● **EXERCISE GOAL**
With pictures omitted, copy exactly the lines from the one containing "OCR this image." through the end of the records below.

--- begin MATERIAL PROVIDED ---

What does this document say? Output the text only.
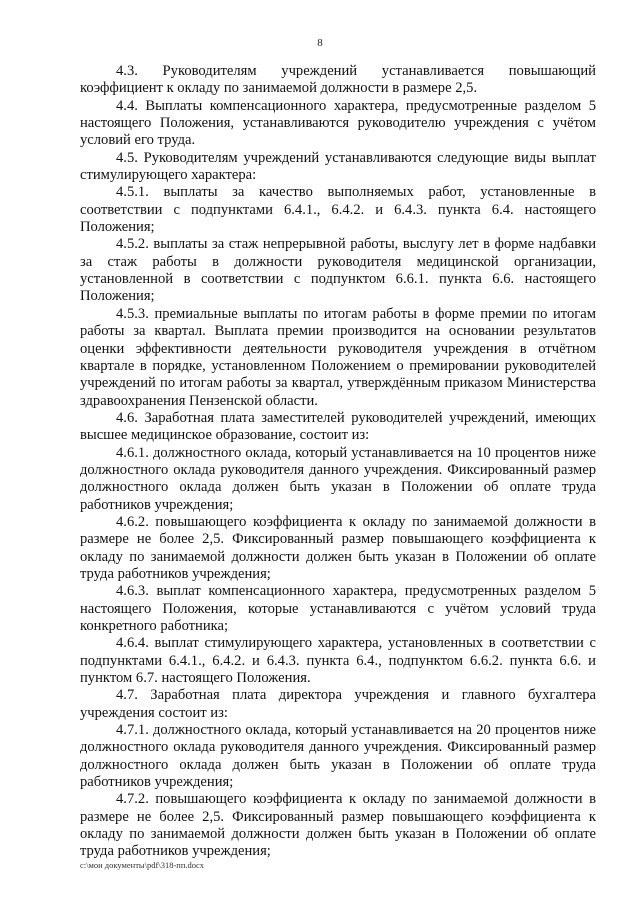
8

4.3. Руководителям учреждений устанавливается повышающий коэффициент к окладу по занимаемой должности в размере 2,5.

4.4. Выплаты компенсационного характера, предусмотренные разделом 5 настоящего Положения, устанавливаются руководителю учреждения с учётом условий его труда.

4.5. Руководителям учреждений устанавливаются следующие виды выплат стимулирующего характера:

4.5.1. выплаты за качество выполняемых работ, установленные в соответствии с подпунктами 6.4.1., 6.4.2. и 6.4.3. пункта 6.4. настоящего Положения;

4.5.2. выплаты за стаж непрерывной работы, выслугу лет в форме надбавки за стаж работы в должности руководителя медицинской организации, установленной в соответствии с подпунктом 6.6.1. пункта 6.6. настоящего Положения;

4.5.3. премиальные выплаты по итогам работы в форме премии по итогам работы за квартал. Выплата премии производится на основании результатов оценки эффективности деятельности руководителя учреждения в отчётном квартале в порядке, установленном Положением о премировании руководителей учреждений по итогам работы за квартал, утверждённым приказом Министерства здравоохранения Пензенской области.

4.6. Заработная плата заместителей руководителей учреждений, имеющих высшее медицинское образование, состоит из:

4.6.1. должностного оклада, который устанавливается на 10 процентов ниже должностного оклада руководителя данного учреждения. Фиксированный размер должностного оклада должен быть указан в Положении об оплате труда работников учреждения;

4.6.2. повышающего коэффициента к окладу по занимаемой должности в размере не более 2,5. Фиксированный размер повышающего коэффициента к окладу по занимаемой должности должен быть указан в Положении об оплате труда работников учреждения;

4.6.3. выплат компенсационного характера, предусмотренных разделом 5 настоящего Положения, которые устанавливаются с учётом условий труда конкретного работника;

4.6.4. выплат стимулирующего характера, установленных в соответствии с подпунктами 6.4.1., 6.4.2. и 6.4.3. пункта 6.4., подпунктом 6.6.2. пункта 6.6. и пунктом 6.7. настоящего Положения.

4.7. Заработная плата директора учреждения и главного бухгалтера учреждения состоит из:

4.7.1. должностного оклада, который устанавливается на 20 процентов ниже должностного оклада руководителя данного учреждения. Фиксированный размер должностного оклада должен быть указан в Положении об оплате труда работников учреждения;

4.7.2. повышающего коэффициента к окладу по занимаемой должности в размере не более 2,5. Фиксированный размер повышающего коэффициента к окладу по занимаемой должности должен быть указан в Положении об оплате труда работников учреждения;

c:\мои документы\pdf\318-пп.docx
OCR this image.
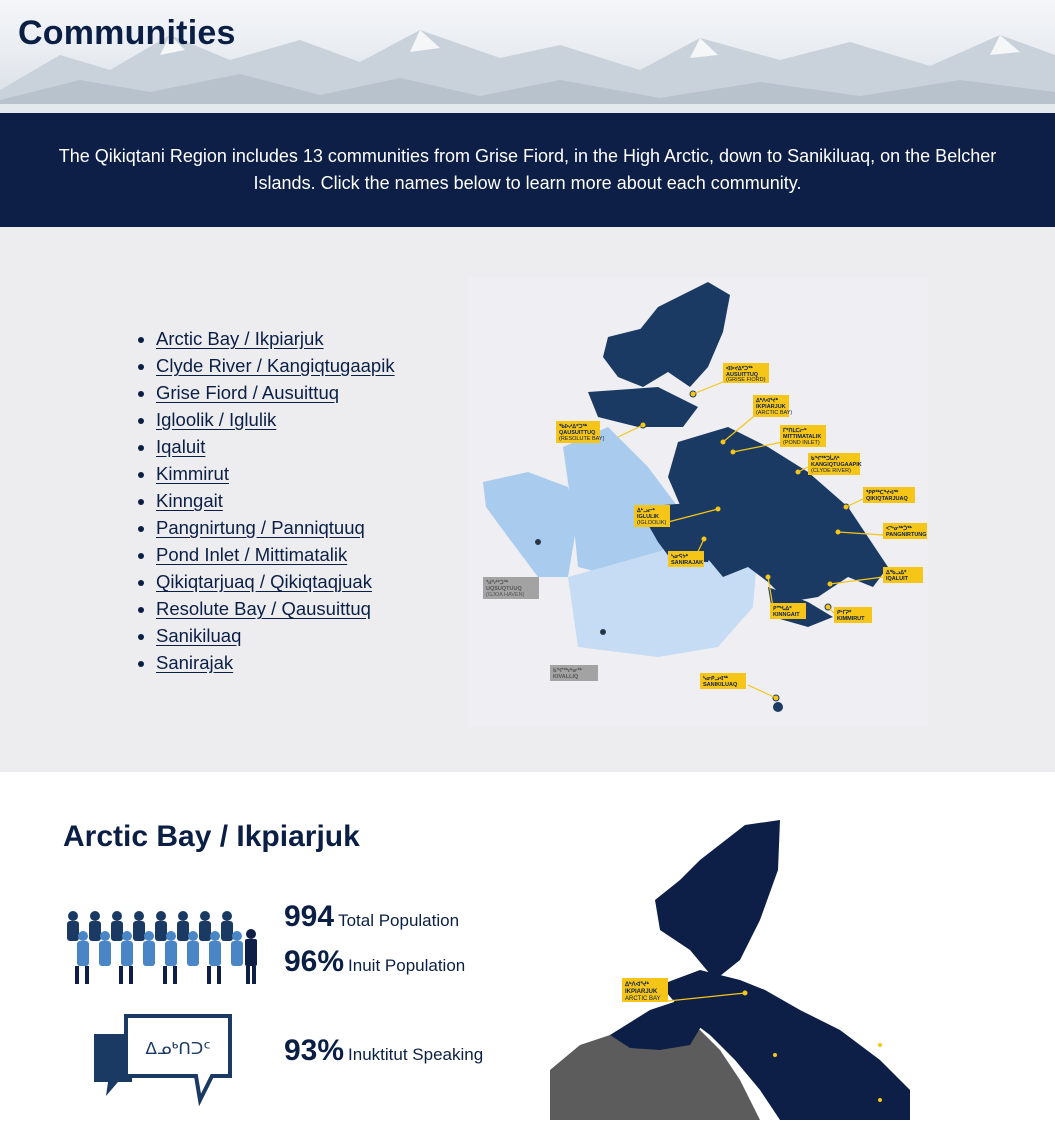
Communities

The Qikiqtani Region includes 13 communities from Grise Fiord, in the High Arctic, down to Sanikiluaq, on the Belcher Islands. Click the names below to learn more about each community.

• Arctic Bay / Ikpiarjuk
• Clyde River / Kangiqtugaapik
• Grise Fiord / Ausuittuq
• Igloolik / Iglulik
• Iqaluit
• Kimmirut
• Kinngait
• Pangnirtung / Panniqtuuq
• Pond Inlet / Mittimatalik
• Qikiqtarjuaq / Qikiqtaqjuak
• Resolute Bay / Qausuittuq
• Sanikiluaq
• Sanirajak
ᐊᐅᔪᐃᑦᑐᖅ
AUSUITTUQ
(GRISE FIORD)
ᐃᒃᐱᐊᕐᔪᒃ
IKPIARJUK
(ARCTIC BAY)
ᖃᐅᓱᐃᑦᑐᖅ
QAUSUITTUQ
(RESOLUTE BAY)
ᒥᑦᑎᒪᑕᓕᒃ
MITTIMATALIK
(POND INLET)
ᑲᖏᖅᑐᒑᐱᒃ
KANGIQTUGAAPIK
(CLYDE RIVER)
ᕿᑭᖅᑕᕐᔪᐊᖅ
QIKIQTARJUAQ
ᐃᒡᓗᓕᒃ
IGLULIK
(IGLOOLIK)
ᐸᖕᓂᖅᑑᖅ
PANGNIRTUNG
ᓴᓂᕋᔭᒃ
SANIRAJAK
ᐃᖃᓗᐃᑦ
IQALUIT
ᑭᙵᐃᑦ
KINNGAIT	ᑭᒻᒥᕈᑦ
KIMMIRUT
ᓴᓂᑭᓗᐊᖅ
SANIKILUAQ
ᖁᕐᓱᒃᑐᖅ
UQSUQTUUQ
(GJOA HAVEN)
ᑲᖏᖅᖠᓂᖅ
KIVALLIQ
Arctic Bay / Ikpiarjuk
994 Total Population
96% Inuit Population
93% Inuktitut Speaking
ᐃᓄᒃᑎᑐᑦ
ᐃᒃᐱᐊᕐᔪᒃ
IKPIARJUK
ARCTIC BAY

--- end MATERIAL PROVIDED ---

● **TASK SOLUTION**
OCR this image.
Communities

The Qikiqtani Region includes 13 communities from Grise Fiord, in the High Arctic, down to Sanikiluaq, on the Belcher Islands. Click the names below to learn more about each community.

• Arctic Bay / Ikpiarjuk
• Clyde River / Kangiqtugaapik
• Grise Fiord / Ausuittuq
• Igloolik / Iglulik
• Iqaluit
• Kimmirut
• Kinngait
• Pangnirtung / Panniqtuuq
• Pond Inlet / Mittimatalik
• Qikiqtarjuaq / Qikiqtaqjuak
• Resolute Bay / Qausuittuq
• Sanikiluaq
• Sanirajak
ᐊᐅᔪᐃᑦᑐᖅ
AUSUITTUQ
(GRISE FIORD)
ᐃᒃᐱᐊᕐᔪᒃ
IKPIARJUK
(ARCTIC BAY)
ᖃᐅᓱᐃᑦᑐᖅ
QAUSUITTUQ
(RESOLUTE BAY)
ᒥᑦᑎᒪᑕᓕᒃ
MITTIMATALIK
(POND INLET)
ᑲᖏᖅᑐᒑᐱᒃ
KANGIQTUGAAPIK
(CLYDE RIVER)
ᕿᑭᖅᑕᕐᔪᐊᖅ
QIKIQTARJUAQ
ᐃᒡᓗᓕᒃ
IGLULIK
(IGLOOLIK)
ᐸᖕᓂᖅᑑᖅ
PANGNIRTUNG
ᓴᓂᕋᔭᒃ
SANIRAJAK
ᐃᖃᓗᐃᑦ
IQALUIT
ᑭᙵᐃᑦ
KINNGAIT	ᑭᒻᒥᕈᑦ
KIMMIRUT
ᓴᓂᑭᓗᐊᖅ
SANIKILUAQ
ᖁᕐᓱᒃᑐᖅ
UQSUQTUUQ
(GJOA HAVEN)
ᑲᖏᖅᖠᓂᖅ
KIVALLIQ
Arctic Bay / Ikpiarjuk
994 Total Population
96% Inuit Population
93% Inuktitut Speaking
ᐃᓄᒃᑎᑐᑦ
ᐃᒃᐱᐊᕐᔪᒃ
IKPIARJUK
ARCTIC BAY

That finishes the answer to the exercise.